#### Entries supplied
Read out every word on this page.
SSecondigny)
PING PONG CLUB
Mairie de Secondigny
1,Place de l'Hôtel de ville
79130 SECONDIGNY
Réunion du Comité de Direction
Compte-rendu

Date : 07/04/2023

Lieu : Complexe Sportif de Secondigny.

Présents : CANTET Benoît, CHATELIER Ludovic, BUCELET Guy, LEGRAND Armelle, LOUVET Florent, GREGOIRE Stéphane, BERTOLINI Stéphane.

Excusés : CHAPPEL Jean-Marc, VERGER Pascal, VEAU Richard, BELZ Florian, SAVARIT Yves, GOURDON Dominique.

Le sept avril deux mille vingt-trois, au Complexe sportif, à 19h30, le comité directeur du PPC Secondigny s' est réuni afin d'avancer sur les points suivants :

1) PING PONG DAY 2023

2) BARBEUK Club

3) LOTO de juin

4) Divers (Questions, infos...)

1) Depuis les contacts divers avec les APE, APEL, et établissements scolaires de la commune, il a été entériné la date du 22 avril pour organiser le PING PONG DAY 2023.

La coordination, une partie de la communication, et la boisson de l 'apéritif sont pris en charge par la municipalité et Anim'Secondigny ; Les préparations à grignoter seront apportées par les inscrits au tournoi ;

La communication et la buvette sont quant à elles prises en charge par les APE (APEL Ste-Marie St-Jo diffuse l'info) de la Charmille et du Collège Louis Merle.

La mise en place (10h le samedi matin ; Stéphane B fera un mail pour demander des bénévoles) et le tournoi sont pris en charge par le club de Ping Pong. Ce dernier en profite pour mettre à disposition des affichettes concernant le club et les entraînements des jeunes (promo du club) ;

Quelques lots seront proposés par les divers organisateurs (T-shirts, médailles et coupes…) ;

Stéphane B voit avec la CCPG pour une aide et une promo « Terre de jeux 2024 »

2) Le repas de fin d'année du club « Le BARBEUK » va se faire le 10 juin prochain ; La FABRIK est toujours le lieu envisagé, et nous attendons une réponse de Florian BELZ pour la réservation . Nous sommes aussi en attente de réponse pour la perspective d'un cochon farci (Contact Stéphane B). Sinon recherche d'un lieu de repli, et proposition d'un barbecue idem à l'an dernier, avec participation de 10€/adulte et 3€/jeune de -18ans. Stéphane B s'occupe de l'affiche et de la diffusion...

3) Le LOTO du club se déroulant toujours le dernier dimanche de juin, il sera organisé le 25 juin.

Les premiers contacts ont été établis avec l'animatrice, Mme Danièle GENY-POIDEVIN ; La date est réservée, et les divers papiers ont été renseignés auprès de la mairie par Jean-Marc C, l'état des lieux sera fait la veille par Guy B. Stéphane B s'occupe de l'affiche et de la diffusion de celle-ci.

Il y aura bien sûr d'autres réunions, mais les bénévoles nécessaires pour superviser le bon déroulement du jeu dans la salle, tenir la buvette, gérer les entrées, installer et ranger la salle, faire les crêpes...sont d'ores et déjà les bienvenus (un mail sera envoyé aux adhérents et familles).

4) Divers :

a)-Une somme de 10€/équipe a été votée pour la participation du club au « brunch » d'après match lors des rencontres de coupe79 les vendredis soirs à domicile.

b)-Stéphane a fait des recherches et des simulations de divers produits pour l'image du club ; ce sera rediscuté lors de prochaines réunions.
########
■ What the task asks
From the entries above, extract every line where the word "communication" appears.

■ Solved problem
La coordination, une partie de la communication, et la boisson de l 'apéritif sont pris en charge par la municipalité et Anim'Secondigny ; Les préparations à grignoter seront apportées par les inscrits au tournoi ;
La communication et la buvette sont quant à elles prises en charge par les APE (APEL Ste-Marie St-Jo diffuse l'info) de la Charmille et du Collège Louis Merle.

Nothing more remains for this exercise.